(Instructions to follow): Pick out the lines containing "wave".

(Figure data in JSON)

## start

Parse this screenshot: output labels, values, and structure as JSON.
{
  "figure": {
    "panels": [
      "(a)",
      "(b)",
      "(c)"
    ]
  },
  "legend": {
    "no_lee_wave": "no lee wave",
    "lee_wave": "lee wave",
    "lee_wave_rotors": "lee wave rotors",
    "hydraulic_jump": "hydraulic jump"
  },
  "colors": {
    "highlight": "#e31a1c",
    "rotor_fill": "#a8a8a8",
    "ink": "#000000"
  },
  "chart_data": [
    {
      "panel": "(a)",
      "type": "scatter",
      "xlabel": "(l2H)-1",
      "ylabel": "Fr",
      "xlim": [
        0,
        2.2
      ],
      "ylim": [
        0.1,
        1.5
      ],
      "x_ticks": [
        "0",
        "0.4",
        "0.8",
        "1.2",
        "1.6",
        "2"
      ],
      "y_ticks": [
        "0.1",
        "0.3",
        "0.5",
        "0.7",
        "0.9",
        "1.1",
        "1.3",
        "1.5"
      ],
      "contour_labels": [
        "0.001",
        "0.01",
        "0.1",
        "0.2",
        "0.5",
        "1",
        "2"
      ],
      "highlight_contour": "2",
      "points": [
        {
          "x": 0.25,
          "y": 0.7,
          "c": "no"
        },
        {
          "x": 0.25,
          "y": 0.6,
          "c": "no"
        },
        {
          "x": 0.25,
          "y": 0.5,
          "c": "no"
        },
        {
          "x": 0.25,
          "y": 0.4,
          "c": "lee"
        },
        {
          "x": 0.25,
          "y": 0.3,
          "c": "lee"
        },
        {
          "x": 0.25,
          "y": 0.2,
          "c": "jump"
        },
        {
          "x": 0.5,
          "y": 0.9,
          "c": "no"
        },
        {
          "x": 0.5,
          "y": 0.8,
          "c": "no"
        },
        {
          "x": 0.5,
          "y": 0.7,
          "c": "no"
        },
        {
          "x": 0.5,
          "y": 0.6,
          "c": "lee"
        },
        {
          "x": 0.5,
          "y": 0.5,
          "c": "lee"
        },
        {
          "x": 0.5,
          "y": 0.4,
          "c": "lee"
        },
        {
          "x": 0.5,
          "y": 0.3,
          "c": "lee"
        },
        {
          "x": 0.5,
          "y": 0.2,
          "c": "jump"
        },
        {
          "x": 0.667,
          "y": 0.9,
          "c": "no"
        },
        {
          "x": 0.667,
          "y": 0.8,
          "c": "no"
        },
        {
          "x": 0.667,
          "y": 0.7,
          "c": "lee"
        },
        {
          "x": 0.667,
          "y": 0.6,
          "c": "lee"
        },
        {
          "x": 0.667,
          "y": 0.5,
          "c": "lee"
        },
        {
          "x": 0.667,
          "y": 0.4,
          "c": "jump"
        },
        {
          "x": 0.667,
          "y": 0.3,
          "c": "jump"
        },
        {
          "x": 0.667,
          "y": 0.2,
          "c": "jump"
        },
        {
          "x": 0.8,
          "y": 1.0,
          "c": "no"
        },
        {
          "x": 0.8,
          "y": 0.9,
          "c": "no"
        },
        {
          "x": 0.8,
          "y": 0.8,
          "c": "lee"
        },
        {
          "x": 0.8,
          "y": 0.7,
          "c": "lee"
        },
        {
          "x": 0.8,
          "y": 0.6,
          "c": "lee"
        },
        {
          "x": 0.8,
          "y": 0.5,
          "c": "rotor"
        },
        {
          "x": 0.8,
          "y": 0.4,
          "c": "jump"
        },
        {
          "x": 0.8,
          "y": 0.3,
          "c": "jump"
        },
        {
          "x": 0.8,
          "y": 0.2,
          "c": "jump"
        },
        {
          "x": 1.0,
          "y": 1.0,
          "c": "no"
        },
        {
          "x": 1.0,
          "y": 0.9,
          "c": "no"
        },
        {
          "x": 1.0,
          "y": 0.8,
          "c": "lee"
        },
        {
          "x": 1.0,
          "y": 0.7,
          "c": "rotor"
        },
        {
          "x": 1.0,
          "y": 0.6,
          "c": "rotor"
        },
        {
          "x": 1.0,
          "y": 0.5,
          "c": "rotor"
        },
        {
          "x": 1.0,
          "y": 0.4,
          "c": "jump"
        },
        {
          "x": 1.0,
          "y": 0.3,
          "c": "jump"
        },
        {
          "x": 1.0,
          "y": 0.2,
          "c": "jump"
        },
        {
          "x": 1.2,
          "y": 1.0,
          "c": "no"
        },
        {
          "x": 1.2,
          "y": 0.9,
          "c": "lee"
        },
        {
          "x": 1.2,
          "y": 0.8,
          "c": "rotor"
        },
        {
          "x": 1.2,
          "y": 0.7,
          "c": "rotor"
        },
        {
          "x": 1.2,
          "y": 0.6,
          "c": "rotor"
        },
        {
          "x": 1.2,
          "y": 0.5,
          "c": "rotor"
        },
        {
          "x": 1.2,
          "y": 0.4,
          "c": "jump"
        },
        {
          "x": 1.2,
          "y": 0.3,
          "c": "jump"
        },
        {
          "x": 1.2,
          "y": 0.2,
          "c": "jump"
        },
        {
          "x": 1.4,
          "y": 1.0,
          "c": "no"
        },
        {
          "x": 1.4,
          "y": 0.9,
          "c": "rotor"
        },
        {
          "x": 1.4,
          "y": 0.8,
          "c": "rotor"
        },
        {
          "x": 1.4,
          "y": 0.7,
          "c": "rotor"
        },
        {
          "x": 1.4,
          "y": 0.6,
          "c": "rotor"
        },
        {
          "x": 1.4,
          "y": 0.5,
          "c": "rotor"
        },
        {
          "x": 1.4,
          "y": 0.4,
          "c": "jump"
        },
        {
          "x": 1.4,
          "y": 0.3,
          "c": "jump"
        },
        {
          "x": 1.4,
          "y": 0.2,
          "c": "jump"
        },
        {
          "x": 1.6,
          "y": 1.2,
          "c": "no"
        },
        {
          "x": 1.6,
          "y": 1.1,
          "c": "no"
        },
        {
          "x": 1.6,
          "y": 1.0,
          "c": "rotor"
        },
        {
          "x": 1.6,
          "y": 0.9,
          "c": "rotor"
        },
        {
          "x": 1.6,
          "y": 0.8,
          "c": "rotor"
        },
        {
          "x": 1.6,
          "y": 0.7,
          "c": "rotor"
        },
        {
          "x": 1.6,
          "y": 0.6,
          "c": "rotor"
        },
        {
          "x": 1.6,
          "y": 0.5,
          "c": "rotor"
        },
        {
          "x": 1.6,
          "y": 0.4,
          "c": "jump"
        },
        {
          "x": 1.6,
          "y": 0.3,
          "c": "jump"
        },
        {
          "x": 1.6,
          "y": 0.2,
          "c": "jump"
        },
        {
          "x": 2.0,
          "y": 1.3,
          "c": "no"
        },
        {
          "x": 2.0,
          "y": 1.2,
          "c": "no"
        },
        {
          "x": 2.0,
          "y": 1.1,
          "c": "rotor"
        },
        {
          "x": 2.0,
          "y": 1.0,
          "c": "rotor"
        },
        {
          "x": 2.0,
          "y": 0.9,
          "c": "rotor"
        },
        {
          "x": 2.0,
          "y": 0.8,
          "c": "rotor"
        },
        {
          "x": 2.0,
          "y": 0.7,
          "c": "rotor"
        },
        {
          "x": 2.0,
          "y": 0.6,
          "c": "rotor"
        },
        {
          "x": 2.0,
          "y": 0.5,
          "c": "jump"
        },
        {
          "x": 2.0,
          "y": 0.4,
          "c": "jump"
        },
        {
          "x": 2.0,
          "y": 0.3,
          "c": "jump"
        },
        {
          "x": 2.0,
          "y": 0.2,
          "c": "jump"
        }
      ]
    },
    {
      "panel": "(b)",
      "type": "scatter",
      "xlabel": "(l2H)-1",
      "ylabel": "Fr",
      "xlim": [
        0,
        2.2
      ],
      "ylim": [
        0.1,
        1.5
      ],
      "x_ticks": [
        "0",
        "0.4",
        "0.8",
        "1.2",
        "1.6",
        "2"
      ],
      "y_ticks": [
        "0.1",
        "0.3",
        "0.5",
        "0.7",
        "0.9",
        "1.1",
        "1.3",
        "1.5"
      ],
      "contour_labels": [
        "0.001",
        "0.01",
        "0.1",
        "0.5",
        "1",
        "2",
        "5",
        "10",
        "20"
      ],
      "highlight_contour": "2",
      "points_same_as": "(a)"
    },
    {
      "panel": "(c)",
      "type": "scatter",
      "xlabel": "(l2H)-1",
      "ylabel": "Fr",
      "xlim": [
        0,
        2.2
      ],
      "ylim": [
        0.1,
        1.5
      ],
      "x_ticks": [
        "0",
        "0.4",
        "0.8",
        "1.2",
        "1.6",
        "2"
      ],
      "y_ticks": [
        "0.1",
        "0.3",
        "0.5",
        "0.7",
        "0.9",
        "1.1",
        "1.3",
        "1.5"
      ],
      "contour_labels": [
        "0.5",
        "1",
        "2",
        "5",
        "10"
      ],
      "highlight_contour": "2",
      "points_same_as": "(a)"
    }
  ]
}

## end

(Result of the task):
    "no_lee_wave": "no lee wave",
    "lee_wave": "lee wave",
    "lee_wave_rotors": "lee wave rotors",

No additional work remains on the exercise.